Part of a data file:
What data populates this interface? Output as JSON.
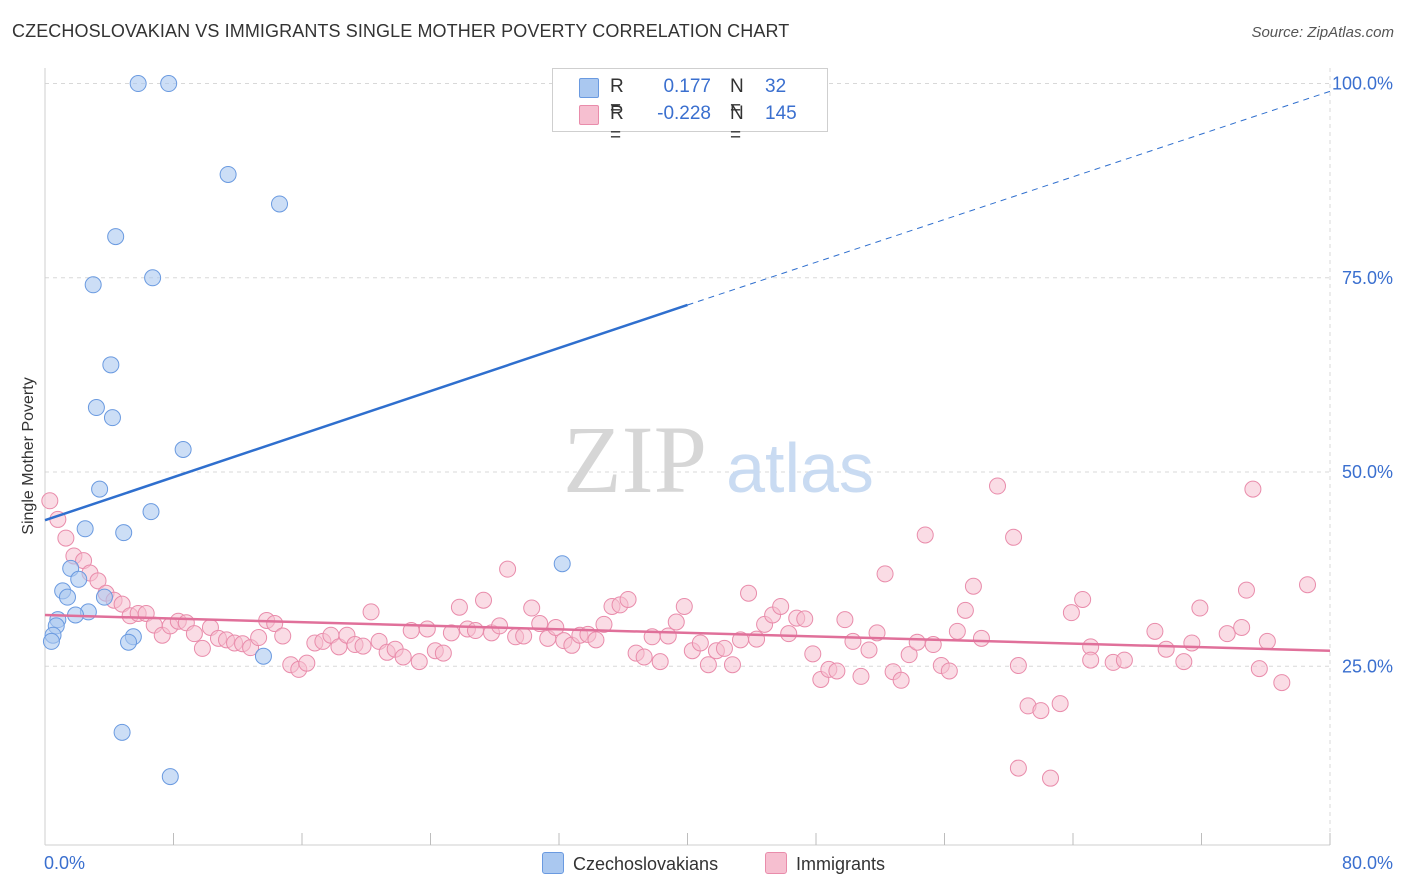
{
  "title": "CZECHOSLOVAKIAN VS IMMIGRANTS SINGLE MOTHER POVERTY CORRELATION CHART",
  "source": "Source: ZipAtlas.com",
  "watermark": {
    "zip": "ZIP",
    "atlas": "atlas"
  },
  "colors": {
    "blue_fill": "#aac8f0",
    "blue_stroke": "#6a9ae0",
    "blue_line": "#2f6fce",
    "pink_fill": "#f6bfd0",
    "pink_stroke": "#e98cab",
    "pink_line": "#e0709a",
    "axis_text": "#3a6fcf",
    "grid": "#d8d8d8"
  },
  "legend_top": {
    "rows": [
      {
        "r_label": "R =",
        "r_value": "0.177",
        "n_label": "N =",
        "n_value": "32",
        "swatch": "blue"
      },
      {
        "r_label": "R =",
        "r_value": "-0.228",
        "n_label": "N =",
        "n_value": "145",
        "swatch": "pink"
      }
    ]
  },
  "legend_bottom": {
    "items": [
      {
        "label": "Czechoslovakians",
        "swatch": "blue"
      },
      {
        "label": "Immigrants",
        "swatch": "pink"
      }
    ]
  },
  "chart_data": {
    "type": "scatter",
    "title": "CZECHOSLOVAKIAN VS IMMIGRANTS SINGLE MOTHER POVERTY CORRELATION CHART",
    "xlabel": "",
    "ylabel": "Single Mother Poverty",
    "xlim": [
      0,
      80
    ],
    "ylim": [
      2,
      102
    ],
    "x_tick_labels": [
      "0.0%",
      "80.0%"
    ],
    "y_ticks": [
      25,
      50,
      75,
      100
    ],
    "y_tick_labels": [
      "25.0%",
      "50.0%",
      "75.0%",
      "100.0%"
    ],
    "grid": true,
    "legend_position": "top-center",
    "series": [
      {
        "name": "Czechoslovakians",
        "color": "blue",
        "R": 0.177,
        "N": 32,
        "trend": {
          "x": [
            0,
            40
          ],
          "y": [
            43.8,
            71.5
          ],
          "dashed_to": {
            "x": 80,
            "y": 99
          }
        },
        "points": [
          [
            5.8,
            100
          ],
          [
            7.7,
            100
          ],
          [
            11.4,
            88.3
          ],
          [
            14.6,
            84.5
          ],
          [
            4.4,
            80.3
          ],
          [
            6.7,
            75.0
          ],
          [
            3.0,
            74.1
          ],
          [
            4.1,
            63.8
          ],
          [
            3.2,
            58.3
          ],
          [
            4.2,
            57.0
          ],
          [
            8.6,
            52.9
          ],
          [
            3.4,
            47.8
          ],
          [
            6.6,
            44.9
          ],
          [
            2.5,
            42.7
          ],
          [
            4.9,
            42.2
          ],
          [
            32.2,
            38.2
          ],
          [
            1.6,
            37.6
          ],
          [
            2.1,
            36.2
          ],
          [
            1.1,
            34.7
          ],
          [
            1.4,
            33.9
          ],
          [
            3.7,
            33.9
          ],
          [
            2.7,
            32.0
          ],
          [
            1.9,
            31.6
          ],
          [
            0.8,
            31.0
          ],
          [
            0.7,
            30.2
          ],
          [
            0.5,
            29.0
          ],
          [
            0.4,
            28.2
          ],
          [
            5.5,
            28.8
          ],
          [
            5.2,
            28.1
          ],
          [
            13.6,
            26.3
          ],
          [
            4.8,
            16.5
          ],
          [
            7.8,
            10.8
          ]
        ]
      },
      {
        "name": "Immigrants",
        "color": "pink",
        "R": -0.228,
        "N": 145,
        "trend": {
          "x": [
            0,
            80
          ],
          "y": [
            31.6,
            27.0
          ]
        },
        "points": [
          [
            0.3,
            46.3
          ],
          [
            0.8,
            43.9
          ],
          [
            1.3,
            41.5
          ],
          [
            1.8,
            39.2
          ],
          [
            2.4,
            38.6
          ],
          [
            2.8,
            37.0
          ],
          [
            3.3,
            36.0
          ],
          [
            3.8,
            34.4
          ],
          [
            4.3,
            33.5
          ],
          [
            4.8,
            33.0
          ],
          [
            5.3,
            31.5
          ],
          [
            5.8,
            31.8
          ],
          [
            6.3,
            31.8
          ],
          [
            6.8,
            30.3
          ],
          [
            7.3,
            29.0
          ],
          [
            7.8,
            30.2
          ],
          [
            8.3,
            30.8
          ],
          [
            8.8,
            30.6
          ],
          [
            9.3,
            29.2
          ],
          [
            9.8,
            27.3
          ],
          [
            10.3,
            30.0
          ],
          [
            10.8,
            28.6
          ],
          [
            11.3,
            28.4
          ],
          [
            11.8,
            28.0
          ],
          [
            12.3,
            27.9
          ],
          [
            12.8,
            27.4
          ],
          [
            13.3,
            28.7
          ],
          [
            13.8,
            30.9
          ],
          [
            14.3,
            30.5
          ],
          [
            14.8,
            28.9
          ],
          [
            15.3,
            25.2
          ],
          [
            15.8,
            24.6
          ],
          [
            16.3,
            25.4
          ],
          [
            16.8,
            28.0
          ],
          [
            17.3,
            28.2
          ],
          [
            17.8,
            29.0
          ],
          [
            18.3,
            27.5
          ],
          [
            18.8,
            29.0
          ],
          [
            19.3,
            27.8
          ],
          [
            19.8,
            27.6
          ],
          [
            20.3,
            32.0
          ],
          [
            20.8,
            28.2
          ],
          [
            21.3,
            26.8
          ],
          [
            21.8,
            27.2
          ],
          [
            22.3,
            26.2
          ],
          [
            22.8,
            29.6
          ],
          [
            23.3,
            25.6
          ],
          [
            23.8,
            29.8
          ],
          [
            24.3,
            27.0
          ],
          [
            24.8,
            26.7
          ],
          [
            25.3,
            29.3
          ],
          [
            25.8,
            32.6
          ],
          [
            26.3,
            29.8
          ],
          [
            26.8,
            29.6
          ],
          [
            27.3,
            33.5
          ],
          [
            27.8,
            29.3
          ],
          [
            28.3,
            30.2
          ],
          [
            28.8,
            37.5
          ],
          [
            29.3,
            28.8
          ],
          [
            29.8,
            28.9
          ],
          [
            30.3,
            32.5
          ],
          [
            30.8,
            30.5
          ],
          [
            31.3,
            28.6
          ],
          [
            31.8,
            30.0
          ],
          [
            32.3,
            28.3
          ],
          [
            32.8,
            27.7
          ],
          [
            33.3,
            29.0
          ],
          [
            33.8,
            29.1
          ],
          [
            34.3,
            28.4
          ],
          [
            34.8,
            30.4
          ],
          [
            35.3,
            32.7
          ],
          [
            35.8,
            32.9
          ],
          [
            36.3,
            33.6
          ],
          [
            36.8,
            26.7
          ],
          [
            37.3,
            26.2
          ],
          [
            37.8,
            28.8
          ],
          [
            38.3,
            25.6
          ],
          [
            38.8,
            28.9
          ],
          [
            39.3,
            30.7
          ],
          [
            39.8,
            32.7
          ],
          [
            40.3,
            27.0
          ],
          [
            40.8,
            28.0
          ],
          [
            41.3,
            25.2
          ],
          [
            41.8,
            27.0
          ],
          [
            42.3,
            27.3
          ],
          [
            42.8,
            25.2
          ],
          [
            43.3,
            28.4
          ],
          [
            43.8,
            34.4
          ],
          [
            44.3,
            28.5
          ],
          [
            44.8,
            30.4
          ],
          [
            45.3,
            31.6
          ],
          [
            45.8,
            32.7
          ],
          [
            46.3,
            29.2
          ],
          [
            46.8,
            31.2
          ],
          [
            47.3,
            31.1
          ],
          [
            47.8,
            26.6
          ],
          [
            48.3,
            23.3
          ],
          [
            48.8,
            24.6
          ],
          [
            49.3,
            24.4
          ],
          [
            49.8,
            31.0
          ],
          [
            50.3,
            28.2
          ],
          [
            50.8,
            23.7
          ],
          [
            51.3,
            27.1
          ],
          [
            51.8,
            29.3
          ],
          [
            52.3,
            36.9
          ],
          [
            52.8,
            24.3
          ],
          [
            53.3,
            23.2
          ],
          [
            53.8,
            26.5
          ],
          [
            54.3,
            28.1
          ],
          [
            54.8,
            41.9
          ],
          [
            55.3,
            27.8
          ],
          [
            55.8,
            25.1
          ],
          [
            56.3,
            24.4
          ],
          [
            56.8,
            29.5
          ],
          [
            57.3,
            32.2
          ],
          [
            57.8,
            35.3
          ],
          [
            58.3,
            28.6
          ],
          [
            59.3,
            48.2
          ],
          [
            60.3,
            41.6
          ],
          [
            60.6,
            25.1
          ],
          [
            61.2,
            19.9
          ],
          [
            62.0,
            19.3
          ],
          [
            63.2,
            20.2
          ],
          [
            63.9,
            31.9
          ],
          [
            64.6,
            33.6
          ],
          [
            65.1,
            27.5
          ],
          [
            65.1,
            25.8
          ],
          [
            66.5,
            25.5
          ],
          [
            67.2,
            25.8
          ],
          [
            69.1,
            29.5
          ],
          [
            69.8,
            27.2
          ],
          [
            70.9,
            25.6
          ],
          [
            71.4,
            28.0
          ],
          [
            71.9,
            32.5
          ],
          [
            73.6,
            29.2
          ],
          [
            74.5,
            30.0
          ],
          [
            74.8,
            34.8
          ],
          [
            75.2,
            47.8
          ],
          [
            75.6,
            24.7
          ],
          [
            76.1,
            28.2
          ],
          [
            77.0,
            22.9
          ],
          [
            78.6,
            35.5
          ],
          [
            60.6,
            11.9
          ],
          [
            62.6,
            10.6
          ]
        ]
      }
    ]
  }
}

Instructions to follow.
Which lines hold the word "name"? Show each one.

Response to this exercise.
        "name": "Czechoslovakians",
        "name": "Immigrants",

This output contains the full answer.